> Exercise directions:
Check every line below for the word "info" and copy each one that has it.

Data items:
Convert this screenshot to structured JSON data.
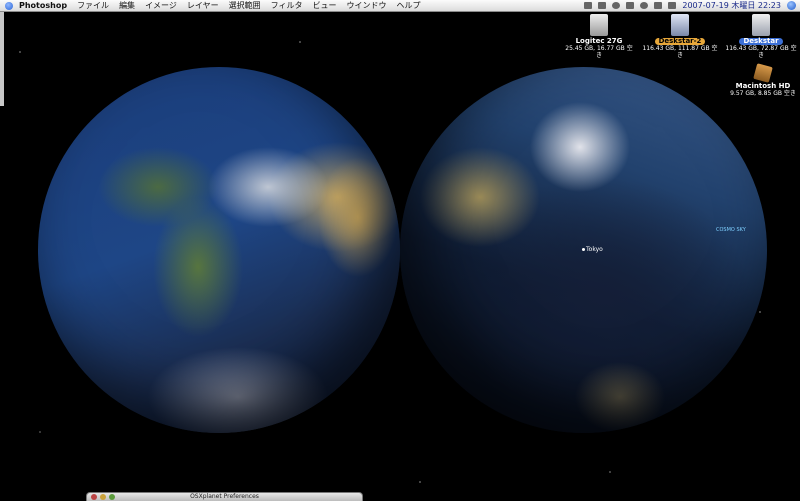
{
  "menubar": {
    "app_name": "Photoshop",
    "menus": [
      "ファイル",
      "編集",
      "イメージ",
      "レイヤー",
      "選択範囲",
      "フィルタ",
      "ビュー",
      "ウインドウ",
      "ヘルプ"
    ],
    "clock": "2007-07-19 木曜日 22:23"
  },
  "desktop": {
    "drives": [
      {
        "name": "Logitec 27G",
        "info": "25.45 GB, 16.77 GB 空き"
      },
      {
        "name": "Deskstar-2",
        "info": "116.43 GB, 111.87 GB 空き"
      },
      {
        "name": "Deskstar",
        "info": "116.43 GB, 72.87 GB 空き"
      },
      {
        "name": "Macintosh HD",
        "info": "9.57 GB, 8.85 GB 空き"
      }
    ],
    "city_label": "Tokyo",
    "cosmo_label": "COSMO SKY"
  },
  "window": {
    "title": "OSXplanet Preferences"
  },
  "colors": {
    "menubar": "#e6e6e6",
    "clock_text": "#1a2a8a",
    "deskstar2_label": "#e8a83a",
    "deskstar_label": "#3b6fd6"
  }
}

> Task result:
        "info": "25.45 GB, 16.77 GB 空き"
        "info": "116.43 GB, 111.87 GB 空き"
        "info": "116.43 GB, 72.87 GB 空き"
        "info": "9.57 GB, 8.85 GB 空き"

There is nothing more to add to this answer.